In the listing below, find every line containing "limba" and copy it out.
**** Listed records ****
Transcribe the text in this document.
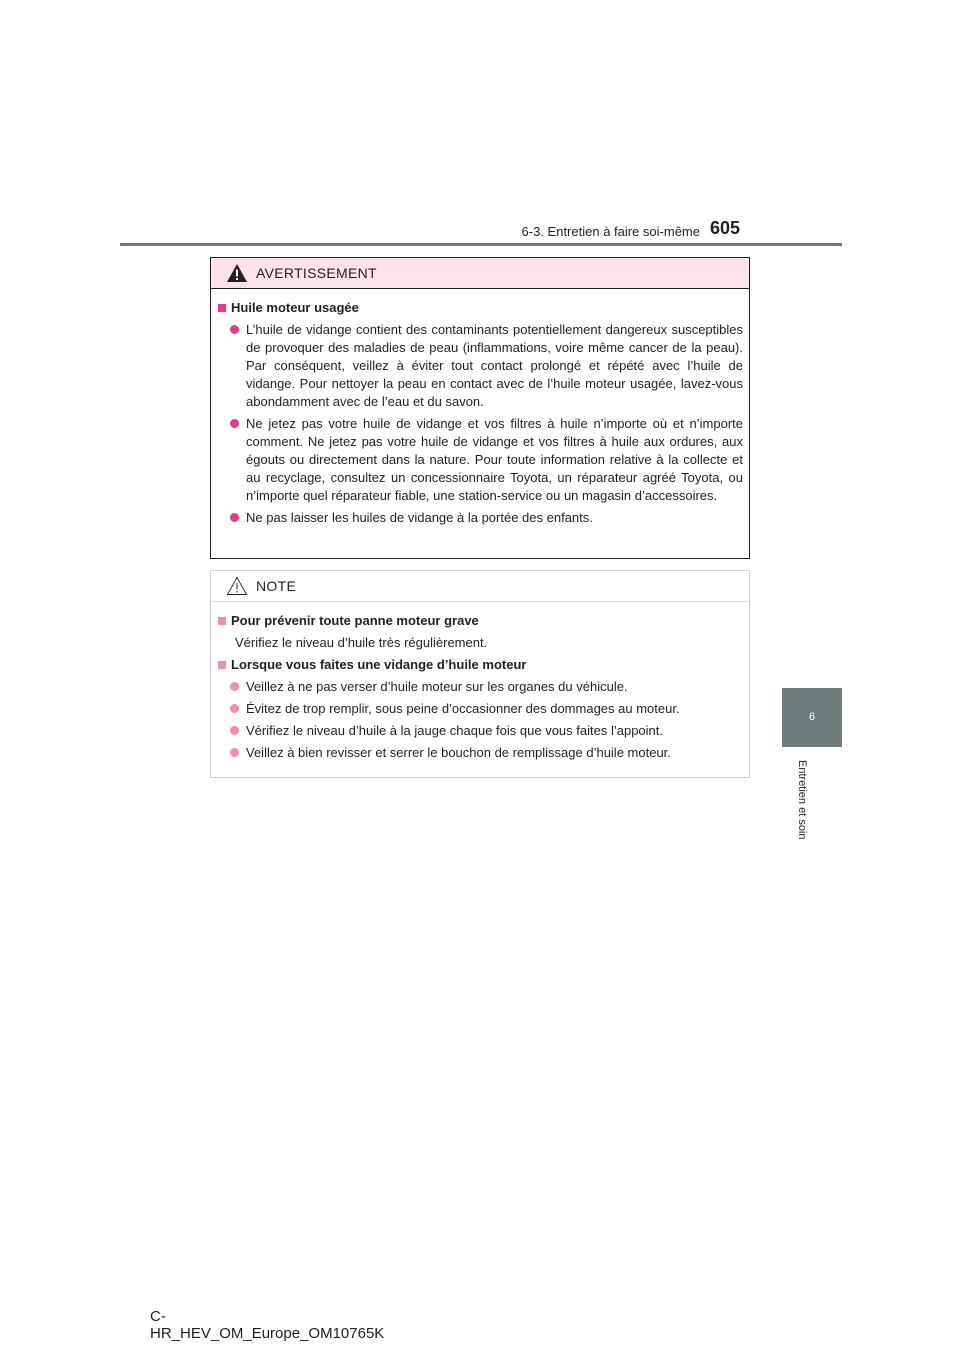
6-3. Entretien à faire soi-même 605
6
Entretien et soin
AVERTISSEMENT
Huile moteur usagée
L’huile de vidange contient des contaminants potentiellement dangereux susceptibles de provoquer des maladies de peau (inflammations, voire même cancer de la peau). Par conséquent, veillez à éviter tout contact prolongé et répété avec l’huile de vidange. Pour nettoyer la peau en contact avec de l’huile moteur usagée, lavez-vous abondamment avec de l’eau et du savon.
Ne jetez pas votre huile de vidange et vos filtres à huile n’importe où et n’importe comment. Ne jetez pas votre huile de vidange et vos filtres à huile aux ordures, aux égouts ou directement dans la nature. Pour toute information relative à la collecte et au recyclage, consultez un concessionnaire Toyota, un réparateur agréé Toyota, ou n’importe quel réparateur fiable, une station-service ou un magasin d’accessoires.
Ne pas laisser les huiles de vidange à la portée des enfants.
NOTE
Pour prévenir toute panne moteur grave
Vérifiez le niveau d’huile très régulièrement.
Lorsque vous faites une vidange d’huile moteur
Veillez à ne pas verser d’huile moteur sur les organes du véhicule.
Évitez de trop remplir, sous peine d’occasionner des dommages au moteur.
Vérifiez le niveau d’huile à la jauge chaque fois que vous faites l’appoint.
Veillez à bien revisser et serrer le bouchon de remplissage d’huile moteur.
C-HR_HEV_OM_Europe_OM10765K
****
**** Listed records ****
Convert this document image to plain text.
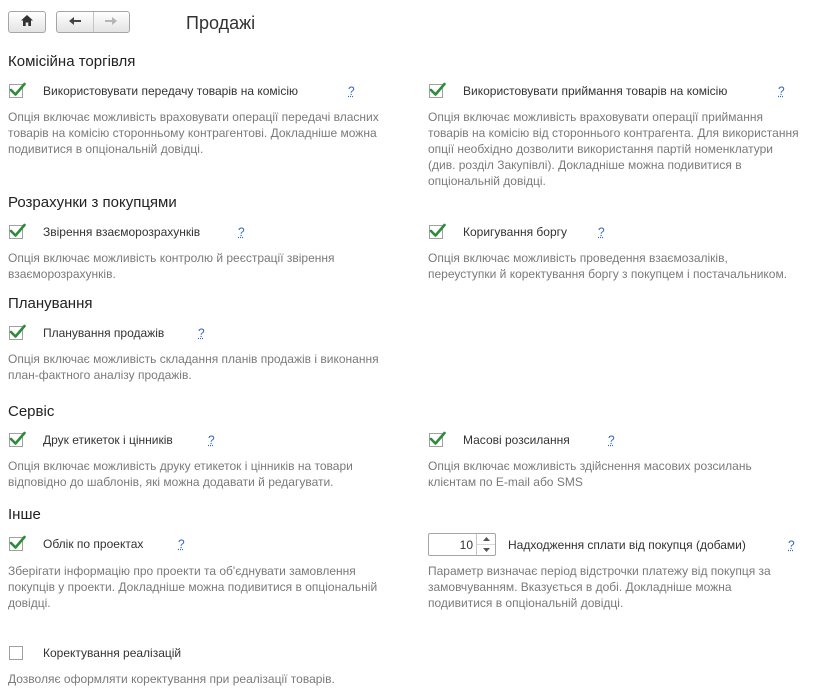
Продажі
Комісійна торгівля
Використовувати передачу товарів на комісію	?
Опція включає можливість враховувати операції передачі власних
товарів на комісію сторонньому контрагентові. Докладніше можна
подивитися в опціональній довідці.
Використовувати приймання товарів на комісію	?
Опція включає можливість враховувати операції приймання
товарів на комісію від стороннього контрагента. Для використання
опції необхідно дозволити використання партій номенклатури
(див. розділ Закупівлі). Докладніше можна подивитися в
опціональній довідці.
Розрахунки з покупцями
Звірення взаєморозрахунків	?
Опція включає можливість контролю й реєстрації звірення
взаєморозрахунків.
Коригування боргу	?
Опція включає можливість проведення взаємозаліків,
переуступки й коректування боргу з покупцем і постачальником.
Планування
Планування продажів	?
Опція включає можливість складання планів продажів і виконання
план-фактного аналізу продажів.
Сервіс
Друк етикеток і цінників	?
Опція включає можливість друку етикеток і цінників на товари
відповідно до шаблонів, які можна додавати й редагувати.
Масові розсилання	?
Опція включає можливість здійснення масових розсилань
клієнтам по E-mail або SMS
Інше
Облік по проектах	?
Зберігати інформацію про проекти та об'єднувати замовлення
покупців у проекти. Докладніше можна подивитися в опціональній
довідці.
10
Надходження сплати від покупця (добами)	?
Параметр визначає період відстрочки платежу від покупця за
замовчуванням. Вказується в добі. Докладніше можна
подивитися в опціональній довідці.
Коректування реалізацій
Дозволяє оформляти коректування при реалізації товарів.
****
**** Listed records ****
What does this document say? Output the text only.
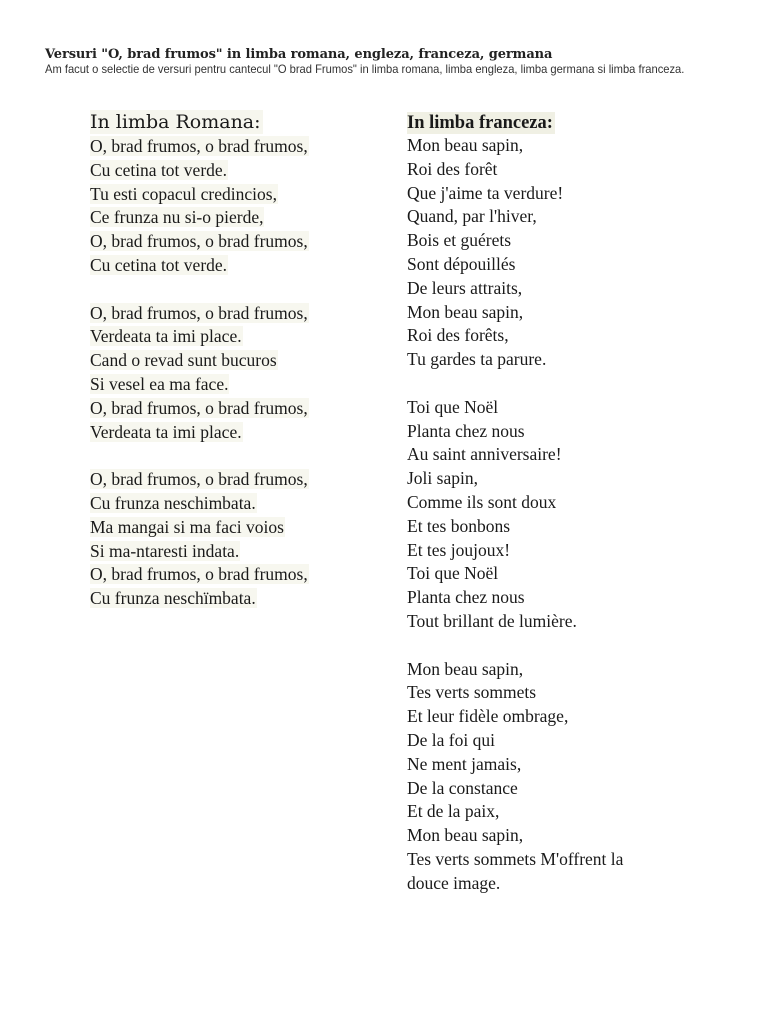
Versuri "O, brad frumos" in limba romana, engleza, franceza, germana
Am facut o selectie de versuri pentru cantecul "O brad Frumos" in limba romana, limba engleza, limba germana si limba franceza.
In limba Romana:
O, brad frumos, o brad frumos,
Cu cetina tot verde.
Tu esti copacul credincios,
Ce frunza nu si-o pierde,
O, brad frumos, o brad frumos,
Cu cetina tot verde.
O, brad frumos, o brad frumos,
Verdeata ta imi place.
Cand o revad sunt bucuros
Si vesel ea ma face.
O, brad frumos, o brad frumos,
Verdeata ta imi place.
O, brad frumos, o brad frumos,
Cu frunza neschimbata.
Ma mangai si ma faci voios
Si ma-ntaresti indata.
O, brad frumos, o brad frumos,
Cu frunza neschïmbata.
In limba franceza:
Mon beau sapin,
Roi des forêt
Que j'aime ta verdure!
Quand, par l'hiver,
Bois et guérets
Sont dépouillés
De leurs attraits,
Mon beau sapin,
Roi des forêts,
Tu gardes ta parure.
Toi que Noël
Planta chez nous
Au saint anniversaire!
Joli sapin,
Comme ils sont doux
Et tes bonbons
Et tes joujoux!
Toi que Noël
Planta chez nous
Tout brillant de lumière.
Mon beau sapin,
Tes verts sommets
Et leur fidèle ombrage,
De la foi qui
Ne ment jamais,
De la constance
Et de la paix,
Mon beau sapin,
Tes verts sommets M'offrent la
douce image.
****
_Task solution:_
Versuri "O, brad frumos" in limba romana, engleza, franceza, germana
Am facut o selectie de versuri pentru cantecul "O brad Frumos" in limba romana, limba engleza, limba germana si limba franceza.
In limba Romana:
In limba franceza:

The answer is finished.